Tuesday, October 17th, 2006

From the New York Times:
10/17/2006

Even at 64 years old and in failing health, James Dresnok projects an imposing figure. Six-foot-five with a huge frame and giant jowls, he speaks into the camera with a firm, distinct Southern accent. Metal teeth glint as he talks. “I will give you the truth; I’ve never told anyone before,” says Mr. Dresnok, a former soldier, a defector and, for the last 44 years, a resident of Pyongyang, North Korea.

Mr. Dresnok is at the center of Daniel Gordon’s documentary “Crossing the Line,” along with the stories of three other American defectors who crossed the 2.5-mile, landmine-strewn demilitarized zone to live in North Korea. The documentary is Mr. Gordon’s third look inside the secretive Democratic People’s Republic of Korea. The first, “The Game of Their Lives,” examined the 1966 World Cup soccer team that defeated the Italian team and made it, against all odds, to the Cup’s quarterfinals. Then “A State of Mind” followed two young girls participating in the North’s overwhelming Mass Games.

The director met his co-producer, Nick Bonner, in 1997 while researching the North Korean soccer team. Mr. Bonner has been working with North Korea from Beijing for 14 years as the director of Koryo Tours, a travel agency. “The Game of Their Lives” made the two men minor celebrities in North Korea. “We have taken an apolitical viewpoint, with interviews from both sides of the spectrum,” Mr. Gordon wrote in an e-mail message. “Our previous films have been shown both in North and South Korea,” a testament to the neutrality of the films, he wrote.

But “Crossing the Line,” which had its world premiere on Monday night at the Pusan International Film Festival in South Korea, explores more political and controversial territory. “This was the story that we thought we could never tell,” Mr. Bonner said in an interview after the film’s premiere. “But we said to the North Koreans, if someone does not make this film soon, you won’t ever have any record.”

Mr. Dresnok was born poor in Norfolk, Va., in 1941. His parents divorced when he was 9. His father then abandoned him, and he ended up bouncing through a series of foster homes. On his 17th birthday he enlisted in the Army. When he returned from service in Germany, his wife wanted a divorce. Even now, decades later, the memory makes him cry. “I’m just thankful we never had any kids, because I swore I would never leave my children,” he says as he breaks down in the film.

Soon after, he re-enlisted and was assigned to South Korea, but his bitterness led him to spend his money on prostitutes and drinking. “I was fed up. If I died or I lived, I didn’t care.” At noon on Aug. 15, 1962, with a court martial looming for forging a pass, Pfc. James Dresnok took the 12-gauge shotgun he was cleaning and, wearing his fatigues, walked across the DMZ in broad daylight.

## SUPPLIED DATA
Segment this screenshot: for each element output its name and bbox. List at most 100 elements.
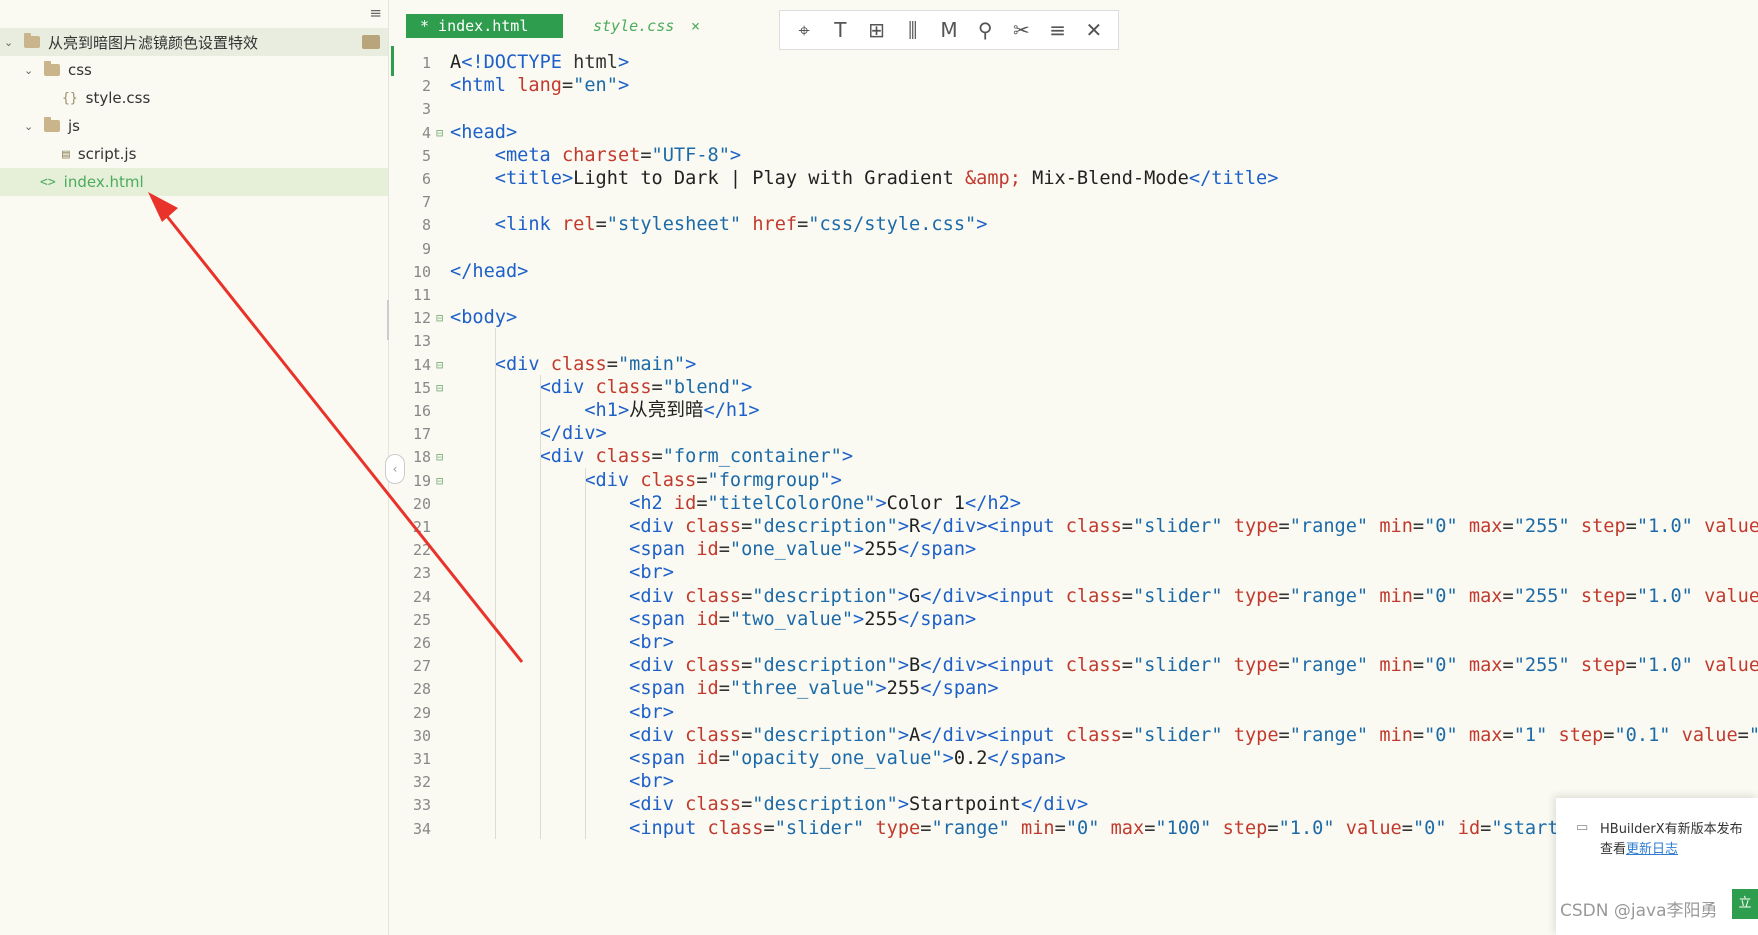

## TASK BRIEF
According to the article on James Dresnok, where and in what year was he born? The material is not required for what follows.

## COMPLETE ANSWER
He was born in Norfolk, Virginia, in 1941.